Request
Make an exact copy of all the entries below, with the pictures left out.

(Extracted data entries)
>> Start
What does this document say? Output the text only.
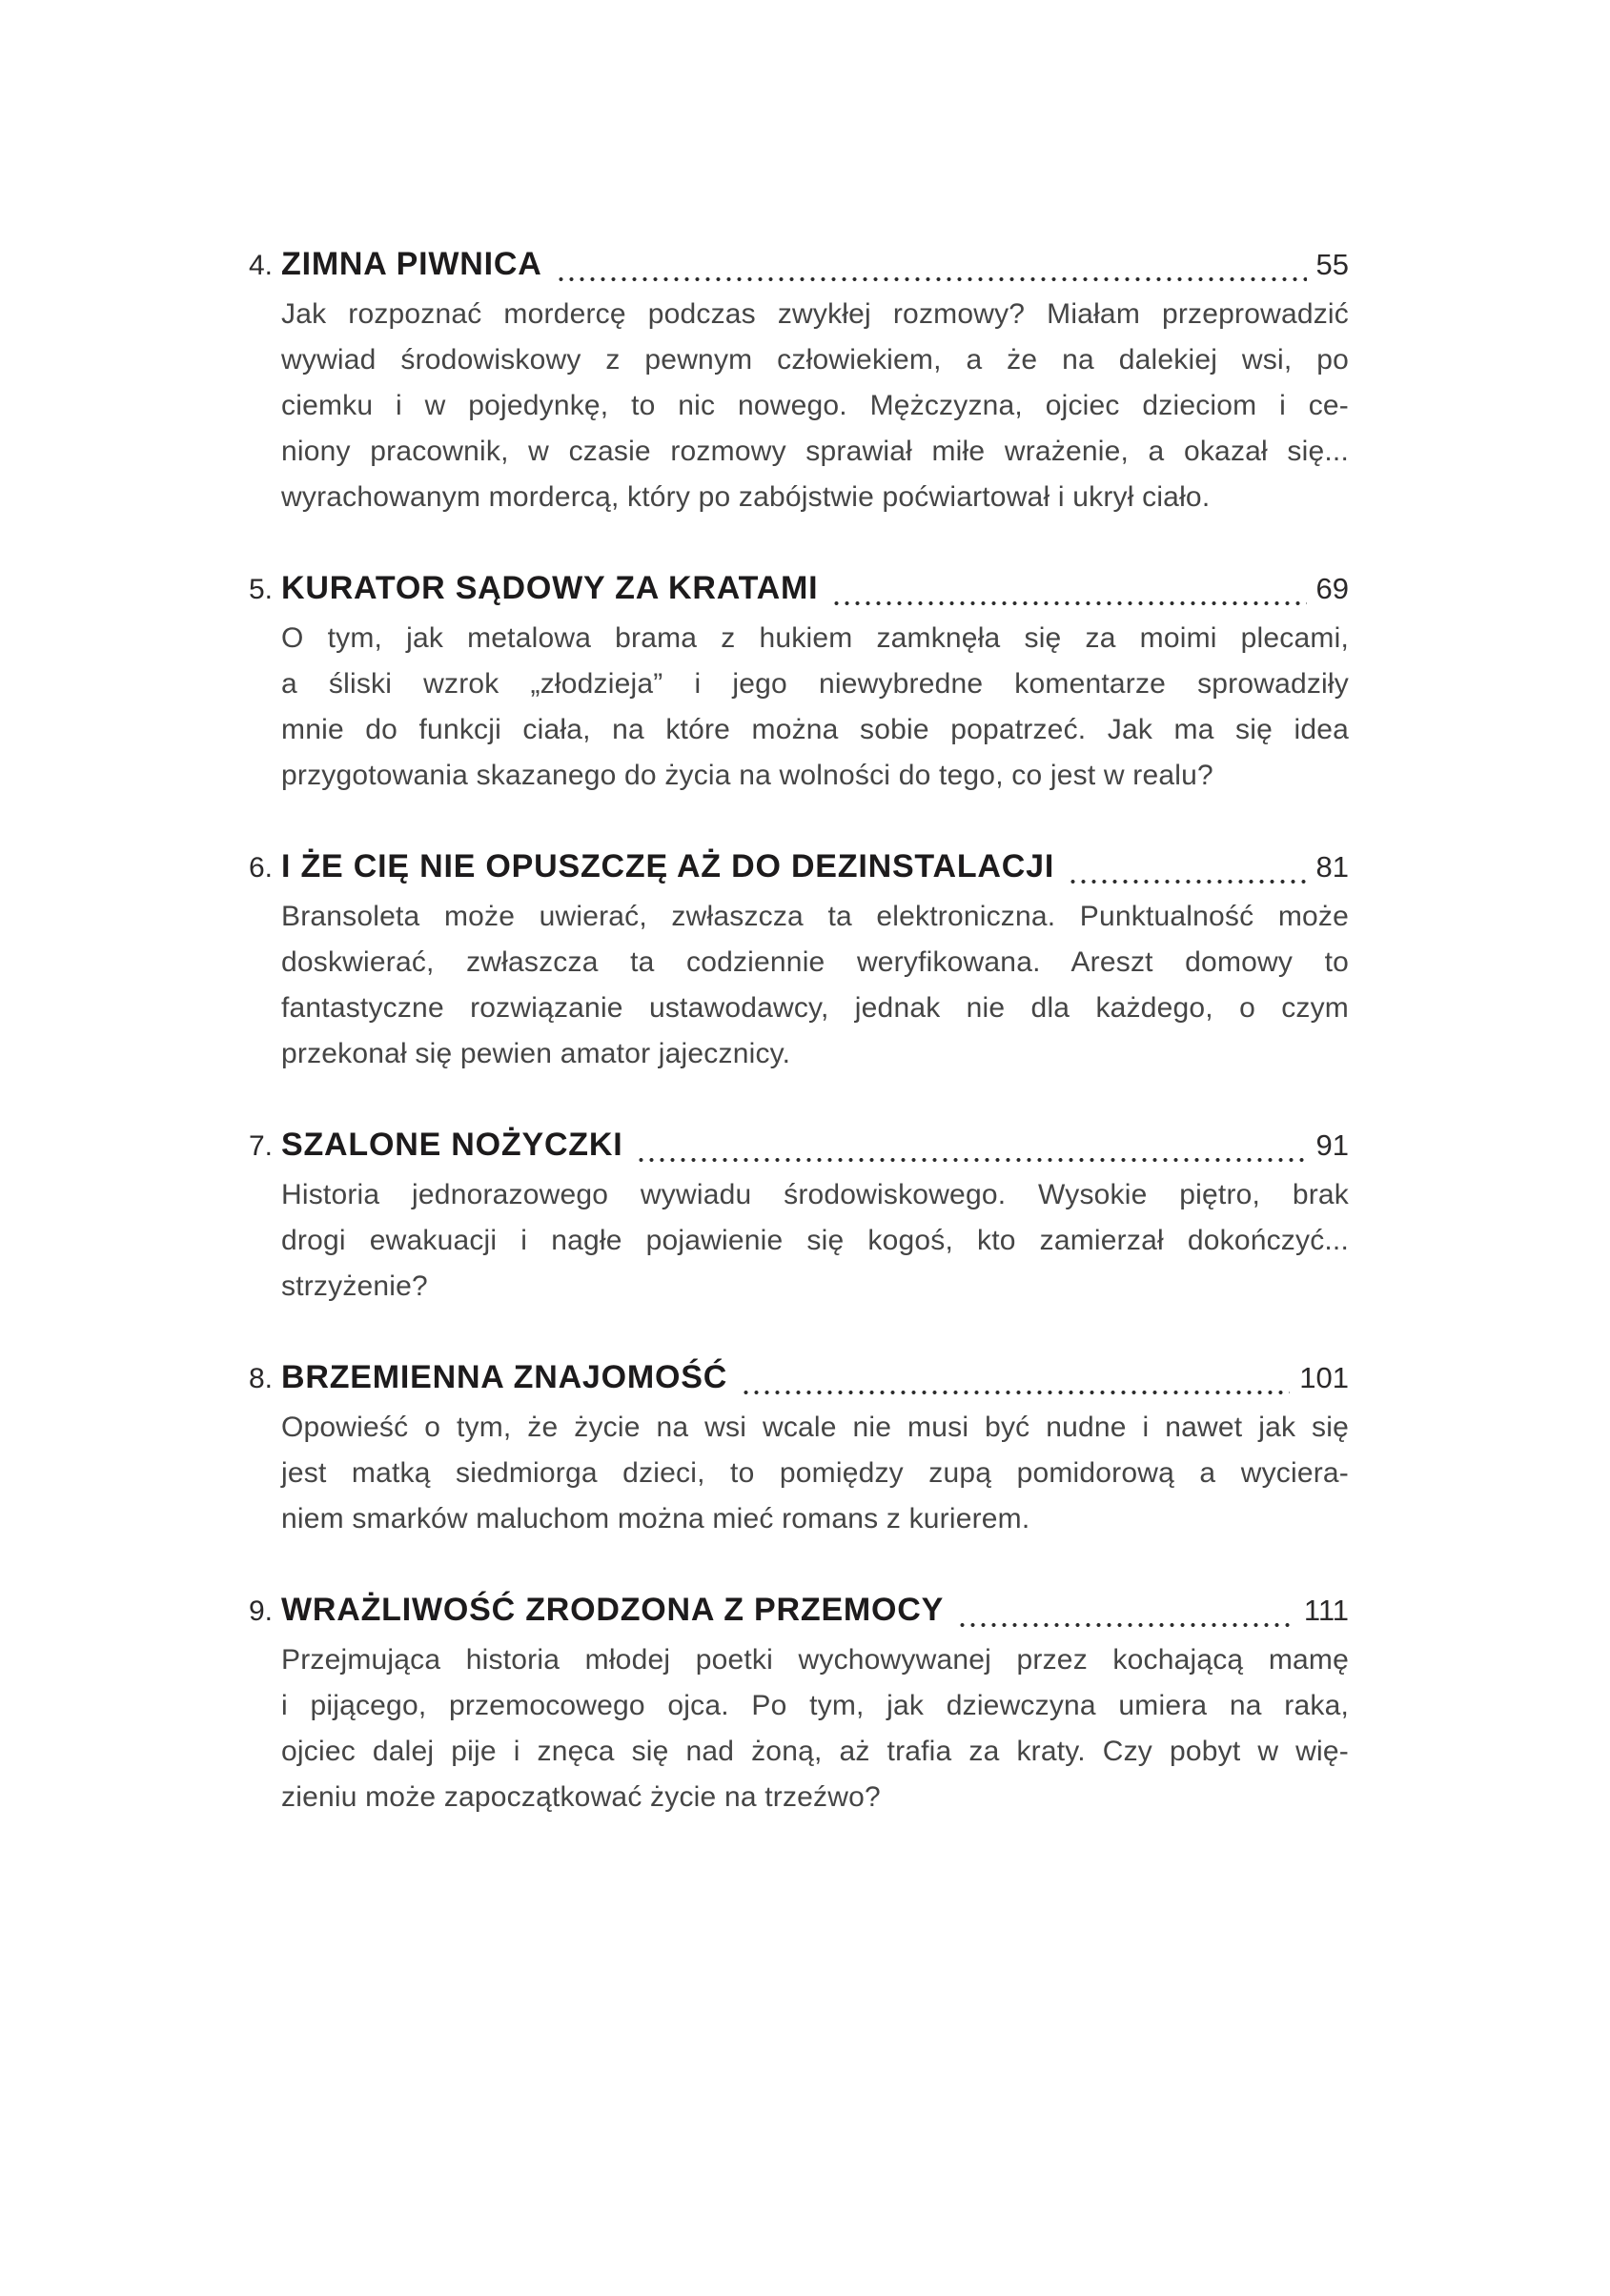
4. ZIMNA PIWNICA	55
Jak rozpoznać mordercę podczas zwykłej rozmowy? Miałam przeprowadzić
wywiad środowiskowy z pewnym człowiekiem, a że na dalekiej wsi, po
ciemku i w pojedynkę, to nic nowego. Mężczyzna, ojciec dzieciom i ce-
niony pracownik, w czasie rozmowy sprawiał miłe wrażenie, a okazał się...
wyrachowanym mordercą, który po zabójstwie poćwiartował i ukrył ciało.
5. KURATOR SĄDOWY ZA KRATAMI	69
O tym, jak metalowa brama z hukiem zamknęła się za moimi plecami,
a śliski wzrok „złodzieja” i jego niewybredne komentarze sprowadziły
mnie do funkcji ciała, na które można sobie popatrzeć. Jak ma się idea
przygotowania skazanego do życia na wolności do tego, co jest w realu?
6. I ŻE CIĘ NIE OPUSZCZĘ AŻ DO DEZINSTALACJI	81
Bransoleta może uwierać, zwłaszcza ta elektroniczna. Punktualność może
doskwierać, zwłaszcza ta codziennie weryfikowana. Areszt domowy to
fantastyczne rozwiązanie ustawodawcy, jednak nie dla każdego, o czym
przekonał się pewien amator jajecznicy.
7. SZALONE NOŻYCZKI	91
Historia jednorazowego wywiadu środowiskowego. Wysokie piętro, brak
drogi ewakuacji i nagłe pojawienie się kogoś, kto zamierzał dokończyć...
strzyżenie?
8. BRZEMIENNA ZNAJOMOŚĆ	101
Opowieść o tym, że życie na wsi wcale nie musi być nudne i nawet jak się
jest matką siedmiorga dzieci, to pomiędzy zupą pomidorową a wyciera-
niem smarków maluchom można mieć romans z kurierem.
9. WRAŻLIWOŚĆ ZRODZONA Z PRZEMOCY	111
Przejmująca historia młodej poetki wychowywanej przez kochającą mamę
i pijącego, przemocowego ojca. Po tym, jak dziewczyna umiera na raka,
ojciec dalej pije i znęca się nad żoną, aż trafia za kraty. Czy pobyt w wię-
zieniu może zapoczątkować życie na trzeźwo?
>> End
Result
What does this document say? Output the text only.
4. ZIMNA PIWNICA	55
Jak rozpoznać mordercę podczas zwykłej rozmowy? Miałam przeprowadzić
wywiad środowiskowy z pewnym człowiekiem, a że na dalekiej wsi, po
ciemku i w pojedynkę, to nic nowego. Mężczyzna, ojciec dzieciom i ce-
niony pracownik, w czasie rozmowy sprawiał miłe wrażenie, a okazał się...
wyrachowanym mordercą, który po zabójstwie poćwiartował i ukrył ciało.
5. KURATOR SĄDOWY ZA KRATAMI	69
O tym, jak metalowa brama z hukiem zamknęła się za moimi plecami,
a śliski wzrok „złodzieja” i jego niewybredne komentarze sprowadziły
mnie do funkcji ciała, na które można sobie popatrzeć. Jak ma się idea
przygotowania skazanego do życia na wolności do tego, co jest w realu?
6. I ŻE CIĘ NIE OPUSZCZĘ AŻ DO DEZINSTALACJI	81
Bransoleta może uwierać, zwłaszcza ta elektroniczna. Punktualność może
doskwierać, zwłaszcza ta codziennie weryfikowana. Areszt domowy to
fantastyczne rozwiązanie ustawodawcy, jednak nie dla każdego, o czym
przekonał się pewien amator jajecznicy.
7. SZALONE NOŻYCZKI	91
Historia jednorazowego wywiadu środowiskowego. Wysokie piętro, brak
drogi ewakuacji i nagłe pojawienie się kogoś, kto zamierzał dokończyć...
strzyżenie?
8. BRZEMIENNA ZNAJOMOŚĆ	101
Opowieść o tym, że życie na wsi wcale nie musi być nudne i nawet jak się
jest matką siedmiorga dzieci, to pomiędzy zupą pomidorową a wyciera-
niem smarków maluchom można mieć romans z kurierem.
9. WRAŻLIWOŚĆ ZRODZONA Z PRZEMOCY	111
Przejmująca historia młodej poetki wychowywanej przez kochającą mamę
i pijącego, przemocowego ojca. Po tym, jak dziewczyna umiera na raka,
ojciec dalej pije i znęca się nad żoną, aż trafia za kraty. Czy pobyt w wię-
zieniu może zapoczątkować życie na trzeźwo?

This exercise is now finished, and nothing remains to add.